== Record extracts ==
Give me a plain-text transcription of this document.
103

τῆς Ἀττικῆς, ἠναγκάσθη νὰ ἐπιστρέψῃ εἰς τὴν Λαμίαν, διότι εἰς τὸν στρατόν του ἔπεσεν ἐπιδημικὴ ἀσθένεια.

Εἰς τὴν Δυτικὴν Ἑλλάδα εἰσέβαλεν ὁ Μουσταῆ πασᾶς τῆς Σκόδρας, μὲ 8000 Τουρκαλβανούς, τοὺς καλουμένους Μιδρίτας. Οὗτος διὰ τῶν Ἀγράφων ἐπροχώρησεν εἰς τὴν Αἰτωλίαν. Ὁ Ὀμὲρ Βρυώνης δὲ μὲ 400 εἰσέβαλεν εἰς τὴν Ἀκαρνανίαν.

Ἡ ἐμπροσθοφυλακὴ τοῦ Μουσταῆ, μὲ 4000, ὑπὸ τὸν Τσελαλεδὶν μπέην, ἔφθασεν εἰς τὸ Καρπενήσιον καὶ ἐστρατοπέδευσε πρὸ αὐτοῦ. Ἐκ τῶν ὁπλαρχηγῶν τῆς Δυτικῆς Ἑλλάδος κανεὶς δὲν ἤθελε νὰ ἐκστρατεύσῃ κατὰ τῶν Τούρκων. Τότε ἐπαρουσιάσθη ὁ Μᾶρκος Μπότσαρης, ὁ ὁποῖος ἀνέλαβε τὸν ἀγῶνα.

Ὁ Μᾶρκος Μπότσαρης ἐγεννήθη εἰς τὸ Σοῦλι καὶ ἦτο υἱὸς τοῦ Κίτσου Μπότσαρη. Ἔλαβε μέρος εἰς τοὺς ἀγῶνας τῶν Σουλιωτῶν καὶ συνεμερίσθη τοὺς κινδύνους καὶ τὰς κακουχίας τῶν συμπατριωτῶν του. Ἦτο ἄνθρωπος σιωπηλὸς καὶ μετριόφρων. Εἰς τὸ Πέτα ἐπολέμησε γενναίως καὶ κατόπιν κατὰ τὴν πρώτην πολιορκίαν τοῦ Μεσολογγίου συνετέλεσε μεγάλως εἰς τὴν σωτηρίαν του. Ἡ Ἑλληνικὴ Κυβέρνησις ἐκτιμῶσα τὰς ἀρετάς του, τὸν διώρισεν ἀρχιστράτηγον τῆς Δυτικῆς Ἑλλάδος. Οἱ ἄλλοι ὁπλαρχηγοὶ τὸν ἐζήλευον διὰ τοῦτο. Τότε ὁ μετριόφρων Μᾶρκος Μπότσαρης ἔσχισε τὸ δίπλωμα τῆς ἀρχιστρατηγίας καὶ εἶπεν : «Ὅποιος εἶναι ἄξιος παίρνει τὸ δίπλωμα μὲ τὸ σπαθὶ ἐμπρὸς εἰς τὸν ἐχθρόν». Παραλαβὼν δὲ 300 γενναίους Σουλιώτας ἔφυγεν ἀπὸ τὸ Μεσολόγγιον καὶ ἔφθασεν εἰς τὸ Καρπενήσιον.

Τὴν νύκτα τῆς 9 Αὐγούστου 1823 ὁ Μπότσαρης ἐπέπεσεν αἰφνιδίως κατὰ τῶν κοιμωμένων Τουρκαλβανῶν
===
Using the data above, reproduce every line exactly.

Give me a plain-text transcription of this document.
103

τῆς Ἀττικῆς, ἠναγκάσθη νὰ ἐπιστρέψῃ εἰς τὴν Λαμίαν, διότι εἰς τὸν στρατόν του ἔπεσεν ἐπιδημικὴ ἀσθένεια.

Εἰς τὴν Δυτικὴν Ἑλλάδα εἰσέβαλεν ὁ Μουσταῆ πασᾶς τῆς Σκόδρας, μὲ 8000 Τουρκαλβανούς, τοὺς καλουμένους Μιδρίτας. Οὗτος διὰ τῶν Ἀγράφων ἐπροχώρησεν εἰς τὴν Αἰτωλίαν. Ὁ Ὀμὲρ Βρυώνης δὲ μὲ 400 εἰσέβαλεν εἰς τὴν Ἀκαρνανίαν.

Ἡ ἐμπροσθοφυλακὴ τοῦ Μουσταῆ, μὲ 4000, ὑπὸ τὸν Τσελαλεδὶν μπέην, ἔφθασεν εἰς τὸ Καρπενήσιον καὶ ἐστρατοπέδευσε πρὸ αὐτοῦ. Ἐκ τῶν ὁπλαρχηγῶν τῆς Δυτικῆς Ἑλλάδος κανεὶς δὲν ἤθελε νὰ ἐκστρατεύσῃ κατὰ τῶν Τούρκων. Τότε ἐπαρουσιάσθη ὁ Μᾶρκος Μπότσαρης, ὁ ὁποῖος ἀνέλαβε τὸν ἀγῶνα.

Ὁ Μᾶρκος Μπότσαρης ἐγεννήθη εἰς τὸ Σοῦλι καὶ ἦτο υἱὸς τοῦ Κίτσου Μπότσαρη. Ἔλαβε μέρος εἰς τοὺς ἀγῶνας τῶν Σουλιωτῶν καὶ συνεμερίσθη τοὺς κινδύνους καὶ τὰς κακουχίας τῶν συμπατριωτῶν του. Ἦτο ἄνθρωπος σιωπηλὸς καὶ μετριόφρων. Εἰς τὸ Πέτα ἐπολέμησε γενναίως καὶ κατόπιν κατὰ τὴν πρώτην πολιορκίαν τοῦ Μεσολογγίου συνετέλεσε μεγάλως εἰς τὴν σωτηρίαν του. Ἡ Ἑλληνικὴ Κυβέρνησις ἐκτιμῶσα τὰς ἀρετάς του, τὸν διώρισεν ἀρχιστράτηγον τῆς Δυτικῆς Ἑλλάδος. Οἱ ἄλλοι ὁπλαρχηγοὶ τὸν ἐζήλευον διὰ τοῦτο. Τότε ὁ μετριόφρων Μᾶρκος Μπότσαρης ἔσχισε τὸ δίπλωμα τῆς ἀρχιστρατηγίας καὶ εἶπεν : «Ὅποιος εἶναι ἄξιος παίρνει τὸ δίπλωμα μὲ τὸ σπαθὶ ἐμπρὸς εἰς τὸν ἐχθρόν». Παραλαβὼν δὲ 300 γενναίους Σουλιώτας ἔφυγεν ἀπὸ τὸ Μεσολόγγιον καὶ ἔφθασεν εἰς τὸ Καρπενήσιον.

Τὴν νύκτα τῆς 9 Αὐγούστου 1823 ὁ Μπότσαρης ἐπέπεσεν αἰφνιδίως κατὰ τῶν κοιμωμένων Τουρκαλβανῶν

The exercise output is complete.